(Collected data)
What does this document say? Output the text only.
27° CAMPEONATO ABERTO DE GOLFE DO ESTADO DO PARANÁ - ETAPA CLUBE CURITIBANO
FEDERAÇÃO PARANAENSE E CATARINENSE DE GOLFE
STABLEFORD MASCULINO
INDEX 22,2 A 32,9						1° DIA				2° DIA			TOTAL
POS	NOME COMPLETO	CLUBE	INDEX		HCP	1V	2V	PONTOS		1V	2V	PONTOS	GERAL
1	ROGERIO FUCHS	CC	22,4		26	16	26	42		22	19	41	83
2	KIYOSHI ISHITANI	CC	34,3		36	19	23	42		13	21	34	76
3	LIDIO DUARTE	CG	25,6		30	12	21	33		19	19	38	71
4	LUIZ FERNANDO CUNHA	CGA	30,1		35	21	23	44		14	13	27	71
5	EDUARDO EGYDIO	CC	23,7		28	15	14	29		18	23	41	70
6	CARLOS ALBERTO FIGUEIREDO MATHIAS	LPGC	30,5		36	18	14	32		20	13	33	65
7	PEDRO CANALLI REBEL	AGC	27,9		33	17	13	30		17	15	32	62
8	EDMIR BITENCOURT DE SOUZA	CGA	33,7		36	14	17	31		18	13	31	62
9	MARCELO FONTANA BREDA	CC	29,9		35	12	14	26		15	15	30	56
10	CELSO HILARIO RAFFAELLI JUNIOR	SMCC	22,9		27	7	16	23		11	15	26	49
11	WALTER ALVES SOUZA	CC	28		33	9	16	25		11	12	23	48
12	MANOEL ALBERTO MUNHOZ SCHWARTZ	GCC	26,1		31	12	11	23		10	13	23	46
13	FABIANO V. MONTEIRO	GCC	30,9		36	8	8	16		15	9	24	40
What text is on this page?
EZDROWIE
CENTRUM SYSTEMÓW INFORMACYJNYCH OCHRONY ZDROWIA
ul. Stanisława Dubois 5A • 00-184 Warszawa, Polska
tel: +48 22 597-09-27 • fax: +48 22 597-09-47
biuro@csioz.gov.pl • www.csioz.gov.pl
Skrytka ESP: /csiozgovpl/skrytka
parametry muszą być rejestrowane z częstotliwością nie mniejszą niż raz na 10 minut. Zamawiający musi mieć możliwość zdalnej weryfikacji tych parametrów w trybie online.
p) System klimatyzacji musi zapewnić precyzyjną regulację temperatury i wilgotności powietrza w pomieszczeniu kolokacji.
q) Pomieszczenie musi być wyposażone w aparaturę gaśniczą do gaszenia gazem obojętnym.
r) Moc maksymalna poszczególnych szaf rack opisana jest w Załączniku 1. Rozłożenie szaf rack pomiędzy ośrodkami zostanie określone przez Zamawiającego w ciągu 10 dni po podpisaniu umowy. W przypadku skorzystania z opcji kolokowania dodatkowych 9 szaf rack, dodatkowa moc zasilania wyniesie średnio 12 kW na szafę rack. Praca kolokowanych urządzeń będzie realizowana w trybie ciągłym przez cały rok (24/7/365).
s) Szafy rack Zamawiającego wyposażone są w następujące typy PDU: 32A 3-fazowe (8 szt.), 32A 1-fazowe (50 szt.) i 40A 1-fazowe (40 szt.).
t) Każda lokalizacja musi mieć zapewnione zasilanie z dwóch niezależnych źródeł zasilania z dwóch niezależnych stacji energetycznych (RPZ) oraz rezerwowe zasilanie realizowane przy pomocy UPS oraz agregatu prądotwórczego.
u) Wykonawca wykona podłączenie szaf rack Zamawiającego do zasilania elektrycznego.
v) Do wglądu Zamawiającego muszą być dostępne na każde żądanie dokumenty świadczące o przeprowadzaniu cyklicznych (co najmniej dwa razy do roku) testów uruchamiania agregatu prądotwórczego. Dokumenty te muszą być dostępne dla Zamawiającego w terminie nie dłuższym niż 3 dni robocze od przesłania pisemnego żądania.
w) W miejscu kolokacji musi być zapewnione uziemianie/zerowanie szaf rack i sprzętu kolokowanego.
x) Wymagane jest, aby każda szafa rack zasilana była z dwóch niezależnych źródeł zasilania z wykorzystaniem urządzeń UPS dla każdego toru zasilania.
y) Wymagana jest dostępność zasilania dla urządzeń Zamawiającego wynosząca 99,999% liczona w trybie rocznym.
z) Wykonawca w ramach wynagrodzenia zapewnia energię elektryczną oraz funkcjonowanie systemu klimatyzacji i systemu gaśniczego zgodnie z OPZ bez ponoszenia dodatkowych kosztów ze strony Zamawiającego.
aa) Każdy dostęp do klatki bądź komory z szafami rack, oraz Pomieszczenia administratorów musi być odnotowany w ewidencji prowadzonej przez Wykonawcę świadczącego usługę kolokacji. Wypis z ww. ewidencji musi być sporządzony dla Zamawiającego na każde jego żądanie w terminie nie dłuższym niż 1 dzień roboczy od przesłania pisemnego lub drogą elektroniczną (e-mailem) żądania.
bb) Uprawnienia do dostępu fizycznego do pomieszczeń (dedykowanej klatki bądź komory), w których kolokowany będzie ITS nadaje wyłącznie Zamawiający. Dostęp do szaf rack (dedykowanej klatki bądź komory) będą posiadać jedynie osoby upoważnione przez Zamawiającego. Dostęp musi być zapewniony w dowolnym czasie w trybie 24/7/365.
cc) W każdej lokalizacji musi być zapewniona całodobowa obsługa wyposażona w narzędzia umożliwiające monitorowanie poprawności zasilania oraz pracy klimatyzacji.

_WORK TO COMPLETE_.
Search the entries for the word "dłuższym" and copy every line that has it.

_WRITTEN RESPONSE_.
v) Do wglądu Zamawiającego muszą być dostępne na każde żądanie dokumenty świadczące o przeprowadzaniu cyklicznych (co najmniej dwa razy do roku) testów uruchamiania agregatu prądotwórczego. Dokumenty te muszą być dostępne dla Zamawiającego w terminie nie dłuższym niż 3 dni robocze od przesłania pisemnego żądania.
aa) Każdy dostęp do klatki bądź komory z szafami rack, oraz Pomieszczenia administratorów musi być odnotowany w ewidencji prowadzonej przez Wykonawcę świadczącego usługę kolokacji. Wypis z ww. ewidencji musi być sporządzony dla Zamawiającego na każde jego żądanie w terminie nie dłuższym niż 1 dzień roboczy od przesłania pisemnego lub drogą elektroniczną (e-mailem) żądania.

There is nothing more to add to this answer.